### Written request
All of the entries need to be written out again, exactly as they are.

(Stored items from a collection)

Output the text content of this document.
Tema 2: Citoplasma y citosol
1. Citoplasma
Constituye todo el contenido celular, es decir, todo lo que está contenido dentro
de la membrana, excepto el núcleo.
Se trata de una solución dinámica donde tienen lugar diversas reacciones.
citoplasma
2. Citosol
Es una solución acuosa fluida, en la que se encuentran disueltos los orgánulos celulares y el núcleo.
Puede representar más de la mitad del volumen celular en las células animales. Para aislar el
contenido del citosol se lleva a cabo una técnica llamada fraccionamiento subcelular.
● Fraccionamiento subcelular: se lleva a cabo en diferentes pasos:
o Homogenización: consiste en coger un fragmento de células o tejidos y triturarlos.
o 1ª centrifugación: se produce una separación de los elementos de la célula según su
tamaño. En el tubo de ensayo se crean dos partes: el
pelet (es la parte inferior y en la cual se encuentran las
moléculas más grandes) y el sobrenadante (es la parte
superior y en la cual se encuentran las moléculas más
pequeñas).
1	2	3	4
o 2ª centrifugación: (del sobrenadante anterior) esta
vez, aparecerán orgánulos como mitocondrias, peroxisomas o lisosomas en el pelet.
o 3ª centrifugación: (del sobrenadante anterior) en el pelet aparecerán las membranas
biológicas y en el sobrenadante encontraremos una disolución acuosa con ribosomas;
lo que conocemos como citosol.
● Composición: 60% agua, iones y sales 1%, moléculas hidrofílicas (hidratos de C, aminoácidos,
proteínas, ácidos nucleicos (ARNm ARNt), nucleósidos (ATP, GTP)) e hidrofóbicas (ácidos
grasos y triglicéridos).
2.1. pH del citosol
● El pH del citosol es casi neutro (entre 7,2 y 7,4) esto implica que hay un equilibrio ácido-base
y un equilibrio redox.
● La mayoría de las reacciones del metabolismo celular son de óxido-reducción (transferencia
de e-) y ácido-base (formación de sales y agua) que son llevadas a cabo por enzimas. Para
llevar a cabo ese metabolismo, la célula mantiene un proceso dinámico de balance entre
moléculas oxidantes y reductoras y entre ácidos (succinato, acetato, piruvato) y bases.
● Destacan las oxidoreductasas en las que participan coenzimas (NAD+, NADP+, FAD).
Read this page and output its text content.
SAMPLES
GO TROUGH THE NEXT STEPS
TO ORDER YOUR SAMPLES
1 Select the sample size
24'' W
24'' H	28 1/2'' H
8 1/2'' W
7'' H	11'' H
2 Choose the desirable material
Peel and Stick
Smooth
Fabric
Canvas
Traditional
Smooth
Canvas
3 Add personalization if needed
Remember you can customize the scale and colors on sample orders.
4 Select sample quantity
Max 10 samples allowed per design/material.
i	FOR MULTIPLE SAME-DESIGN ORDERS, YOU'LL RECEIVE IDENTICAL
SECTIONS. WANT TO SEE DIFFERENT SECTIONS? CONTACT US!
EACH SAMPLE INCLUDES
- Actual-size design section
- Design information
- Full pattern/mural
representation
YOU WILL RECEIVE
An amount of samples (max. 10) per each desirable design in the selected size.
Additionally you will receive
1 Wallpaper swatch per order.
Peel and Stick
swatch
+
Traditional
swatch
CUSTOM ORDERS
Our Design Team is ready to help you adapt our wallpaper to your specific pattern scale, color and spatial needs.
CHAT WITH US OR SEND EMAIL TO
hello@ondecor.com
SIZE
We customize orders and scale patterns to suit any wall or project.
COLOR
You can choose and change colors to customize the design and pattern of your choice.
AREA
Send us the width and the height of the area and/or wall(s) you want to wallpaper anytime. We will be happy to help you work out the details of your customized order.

### Exercise answer
Output the text content of this document.
Tema 2: Citoplasma y citosol
1. Citoplasma
Constituye todo el contenido celular, es decir, todo lo que está contenido dentro
de la membrana, excepto el núcleo.
Se trata de una solución dinámica donde tienen lugar diversas reacciones.
citoplasma
2. Citosol
Es una solución acuosa fluida, en la que se encuentran disueltos los orgánulos celulares y el núcleo.
Puede representar más de la mitad del volumen celular en las células animales. Para aislar el
contenido del citosol se lleva a cabo una técnica llamada fraccionamiento subcelular.
● Fraccionamiento subcelular: se lleva a cabo en diferentes pasos:
o Homogenización: consiste en coger un fragmento de células o tejidos y triturarlos.
o 1ª centrifugación: se produce una separación de los elementos de la célula según su
tamaño. En el tubo de ensayo se crean dos partes: el
pelet (es la parte inferior y en la cual se encuentran las
moléculas más grandes) y el sobrenadante (es la parte
superior y en la cual se encuentran las moléculas más
pequeñas).
1	2	3	4
o 2ª centrifugación: (del sobrenadante anterior) esta
vez, aparecerán orgánulos como mitocondrias, peroxisomas o lisosomas en el pelet.
o 3ª centrifugación: (del sobrenadante anterior) en el pelet aparecerán las membranas
biológicas y en el sobrenadante encontraremos una disolución acuosa con ribosomas;
lo que conocemos como citosol.
● Composición: 60% agua, iones y sales 1%, moléculas hidrofílicas (hidratos de C, aminoácidos,
proteínas, ácidos nucleicos (ARNm ARNt), nucleósidos (ATP, GTP)) e hidrofóbicas (ácidos
grasos y triglicéridos).
2.1. pH del citosol
● El pH del citosol es casi neutro (entre 7,2 y 7,4) esto implica que hay un equilibrio ácido-base
y un equilibrio redox.
● La mayoría de las reacciones del metabolismo celular son de óxido-reducción (transferencia
de e-) y ácido-base (formación de sales y agua) que son llevadas a cabo por enzimas. Para
llevar a cabo ese metabolismo, la célula mantiene un proceso dinámico de balance entre
moléculas oxidantes y reductoras y entre ácidos (succinato, acetato, piruvato) y bases.
● Destacan las oxidoreductasas en las que participan coenzimas (NAD+, NADP+, FAD).
Read this page and output its text content.
SAMPLES
GO TROUGH THE NEXT STEPS
TO ORDER YOUR SAMPLES
1 Select the sample size
24'' W
24'' H	28 1/2'' H
8 1/2'' W
7'' H	11'' H
2 Choose the desirable material
Peel and Stick
Smooth
Fabric
Canvas
Traditional
Smooth
Canvas
3 Add personalization if needed
Remember you can customize the scale and colors on sample orders.
4 Select sample quantity
Max 10 samples allowed per design/material.
i	FOR MULTIPLE SAME-DESIGN ORDERS, YOU'LL RECEIVE IDENTICAL
SECTIONS. WANT TO SEE DIFFERENT SECTIONS? CONTACT US!
EACH SAMPLE INCLUDES
- Actual-size design section
- Design information
- Full pattern/mural
representation
YOU WILL RECEIVE
An amount of samples (max. 10) per each desirable design in the selected size.
Additionally you will receive
1 Wallpaper swatch per order.
Peel and Stick
swatch
+
Traditional
swatch
CUSTOM ORDERS
Our Design Team is ready to help you adapt our wallpaper to your specific pattern scale, color and spatial needs.
CHAT WITH US OR SEND EMAIL TO
hello@ondecor.com
SIZE
We customize orders and scale patterns to suit any wall or project.
COLOR
You can choose and change colors to customize the design and pattern of your choice.
AREA
Send us the width and the height of the area and/or wall(s) you want to wallpaper anytime. We will be happy to help you work out the details of your customized order.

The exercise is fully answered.